* [THE RECORDS]
★ ★ ★ ★ ★
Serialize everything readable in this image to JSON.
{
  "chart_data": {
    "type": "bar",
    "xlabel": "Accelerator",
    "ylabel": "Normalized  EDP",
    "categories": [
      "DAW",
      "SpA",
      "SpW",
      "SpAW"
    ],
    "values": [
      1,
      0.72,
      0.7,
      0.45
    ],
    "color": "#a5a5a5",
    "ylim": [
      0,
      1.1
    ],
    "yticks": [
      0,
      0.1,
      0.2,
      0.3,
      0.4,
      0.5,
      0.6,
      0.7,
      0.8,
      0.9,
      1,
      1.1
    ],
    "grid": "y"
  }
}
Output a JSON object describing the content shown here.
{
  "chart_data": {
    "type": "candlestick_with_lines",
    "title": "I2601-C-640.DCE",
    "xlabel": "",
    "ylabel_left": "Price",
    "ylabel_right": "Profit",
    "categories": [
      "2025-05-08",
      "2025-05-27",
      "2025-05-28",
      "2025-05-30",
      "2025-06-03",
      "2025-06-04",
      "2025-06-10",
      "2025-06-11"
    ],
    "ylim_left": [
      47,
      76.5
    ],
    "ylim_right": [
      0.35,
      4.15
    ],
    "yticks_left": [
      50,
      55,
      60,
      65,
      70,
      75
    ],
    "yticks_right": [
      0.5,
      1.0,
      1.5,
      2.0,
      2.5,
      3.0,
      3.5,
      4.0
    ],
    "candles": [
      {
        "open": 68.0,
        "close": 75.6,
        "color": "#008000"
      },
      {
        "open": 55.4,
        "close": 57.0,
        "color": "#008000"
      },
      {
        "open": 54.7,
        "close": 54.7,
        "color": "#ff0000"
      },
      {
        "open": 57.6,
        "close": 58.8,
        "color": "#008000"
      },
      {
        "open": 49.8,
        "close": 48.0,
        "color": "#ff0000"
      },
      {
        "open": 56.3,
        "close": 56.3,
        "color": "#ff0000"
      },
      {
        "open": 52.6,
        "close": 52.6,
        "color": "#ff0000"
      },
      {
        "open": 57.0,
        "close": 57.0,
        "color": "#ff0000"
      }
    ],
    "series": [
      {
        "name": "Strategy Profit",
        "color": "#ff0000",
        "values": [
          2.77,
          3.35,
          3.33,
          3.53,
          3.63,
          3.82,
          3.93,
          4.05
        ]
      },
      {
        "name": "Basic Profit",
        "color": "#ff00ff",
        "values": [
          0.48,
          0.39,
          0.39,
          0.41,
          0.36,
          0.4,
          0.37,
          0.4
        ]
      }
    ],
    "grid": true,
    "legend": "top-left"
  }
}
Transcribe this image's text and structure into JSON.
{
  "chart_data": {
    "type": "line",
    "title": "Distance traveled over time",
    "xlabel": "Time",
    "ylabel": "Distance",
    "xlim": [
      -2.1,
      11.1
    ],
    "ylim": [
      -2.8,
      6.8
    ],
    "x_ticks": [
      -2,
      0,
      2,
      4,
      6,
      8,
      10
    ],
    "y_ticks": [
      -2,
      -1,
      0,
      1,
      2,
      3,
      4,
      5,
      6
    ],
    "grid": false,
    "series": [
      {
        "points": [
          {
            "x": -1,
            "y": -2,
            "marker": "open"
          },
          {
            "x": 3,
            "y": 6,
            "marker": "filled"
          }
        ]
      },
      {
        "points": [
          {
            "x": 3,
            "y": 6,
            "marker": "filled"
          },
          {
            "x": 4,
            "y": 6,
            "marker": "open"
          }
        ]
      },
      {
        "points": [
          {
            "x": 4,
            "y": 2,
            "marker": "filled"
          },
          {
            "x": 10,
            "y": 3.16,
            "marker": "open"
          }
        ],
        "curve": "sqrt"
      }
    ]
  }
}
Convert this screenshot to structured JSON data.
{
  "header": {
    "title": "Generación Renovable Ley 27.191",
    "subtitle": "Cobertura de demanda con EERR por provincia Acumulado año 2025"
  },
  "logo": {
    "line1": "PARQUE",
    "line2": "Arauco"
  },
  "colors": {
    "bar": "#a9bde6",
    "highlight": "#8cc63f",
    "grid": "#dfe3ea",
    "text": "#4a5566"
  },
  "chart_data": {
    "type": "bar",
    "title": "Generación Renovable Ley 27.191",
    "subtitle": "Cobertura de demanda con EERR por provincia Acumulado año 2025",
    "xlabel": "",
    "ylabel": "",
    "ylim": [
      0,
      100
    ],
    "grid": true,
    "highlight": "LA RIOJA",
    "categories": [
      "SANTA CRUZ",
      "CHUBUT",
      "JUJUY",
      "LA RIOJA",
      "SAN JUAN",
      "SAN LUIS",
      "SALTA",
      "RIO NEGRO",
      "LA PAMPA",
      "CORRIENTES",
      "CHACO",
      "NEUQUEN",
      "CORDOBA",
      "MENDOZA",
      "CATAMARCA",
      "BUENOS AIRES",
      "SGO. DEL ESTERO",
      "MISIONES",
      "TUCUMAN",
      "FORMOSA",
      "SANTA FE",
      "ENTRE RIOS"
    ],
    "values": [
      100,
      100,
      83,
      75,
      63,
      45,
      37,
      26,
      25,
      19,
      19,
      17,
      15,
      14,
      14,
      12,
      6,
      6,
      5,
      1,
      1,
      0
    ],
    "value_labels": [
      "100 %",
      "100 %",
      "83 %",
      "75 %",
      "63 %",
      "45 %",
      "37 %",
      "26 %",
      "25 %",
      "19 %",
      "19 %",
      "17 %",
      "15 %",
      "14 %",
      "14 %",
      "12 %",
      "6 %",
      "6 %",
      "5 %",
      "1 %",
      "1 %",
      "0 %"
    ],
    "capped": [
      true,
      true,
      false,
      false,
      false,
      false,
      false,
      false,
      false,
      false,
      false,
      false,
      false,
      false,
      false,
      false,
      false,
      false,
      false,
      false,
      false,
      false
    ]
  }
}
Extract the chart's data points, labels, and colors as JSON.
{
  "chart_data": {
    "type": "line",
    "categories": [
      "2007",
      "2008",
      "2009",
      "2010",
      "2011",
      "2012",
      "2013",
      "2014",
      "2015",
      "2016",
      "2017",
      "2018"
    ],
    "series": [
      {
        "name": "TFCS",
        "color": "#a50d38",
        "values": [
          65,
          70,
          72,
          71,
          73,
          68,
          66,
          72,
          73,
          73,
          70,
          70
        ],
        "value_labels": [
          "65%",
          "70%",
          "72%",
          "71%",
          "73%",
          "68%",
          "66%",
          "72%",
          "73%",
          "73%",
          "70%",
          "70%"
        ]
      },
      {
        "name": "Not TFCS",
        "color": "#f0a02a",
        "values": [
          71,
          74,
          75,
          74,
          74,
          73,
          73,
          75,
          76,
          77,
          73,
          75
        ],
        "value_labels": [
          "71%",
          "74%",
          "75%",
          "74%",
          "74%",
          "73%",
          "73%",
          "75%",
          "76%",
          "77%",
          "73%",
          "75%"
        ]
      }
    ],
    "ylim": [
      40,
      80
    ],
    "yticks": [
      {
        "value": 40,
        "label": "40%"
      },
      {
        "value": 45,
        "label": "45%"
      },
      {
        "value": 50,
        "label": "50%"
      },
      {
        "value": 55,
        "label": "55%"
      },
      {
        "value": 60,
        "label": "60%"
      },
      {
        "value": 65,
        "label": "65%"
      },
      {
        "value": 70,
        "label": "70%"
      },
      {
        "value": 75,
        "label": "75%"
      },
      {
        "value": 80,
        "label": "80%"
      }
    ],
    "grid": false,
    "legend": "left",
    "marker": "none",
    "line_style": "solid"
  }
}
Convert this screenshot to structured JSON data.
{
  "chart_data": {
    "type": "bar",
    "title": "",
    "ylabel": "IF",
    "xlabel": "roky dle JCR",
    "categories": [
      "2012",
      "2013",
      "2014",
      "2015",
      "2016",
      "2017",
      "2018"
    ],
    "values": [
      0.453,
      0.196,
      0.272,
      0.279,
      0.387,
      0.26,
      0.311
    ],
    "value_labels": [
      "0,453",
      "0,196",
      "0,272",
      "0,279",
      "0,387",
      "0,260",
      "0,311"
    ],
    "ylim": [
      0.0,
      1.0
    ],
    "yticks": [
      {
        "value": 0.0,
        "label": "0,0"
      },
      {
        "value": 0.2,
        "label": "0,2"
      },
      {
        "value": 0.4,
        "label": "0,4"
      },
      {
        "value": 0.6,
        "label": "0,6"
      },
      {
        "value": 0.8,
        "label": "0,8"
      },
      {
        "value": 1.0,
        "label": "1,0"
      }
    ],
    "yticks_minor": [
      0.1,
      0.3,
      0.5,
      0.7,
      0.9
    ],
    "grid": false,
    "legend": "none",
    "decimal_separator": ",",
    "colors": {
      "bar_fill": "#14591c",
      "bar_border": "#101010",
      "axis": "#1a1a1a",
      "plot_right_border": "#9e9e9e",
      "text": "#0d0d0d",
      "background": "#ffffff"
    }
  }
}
★ ★ ★ ★ ★
* [GIVEN TASK] From the material, report only how many lines include the word "Cobertura".

* [OUTPUT FOR THIS TASK] 2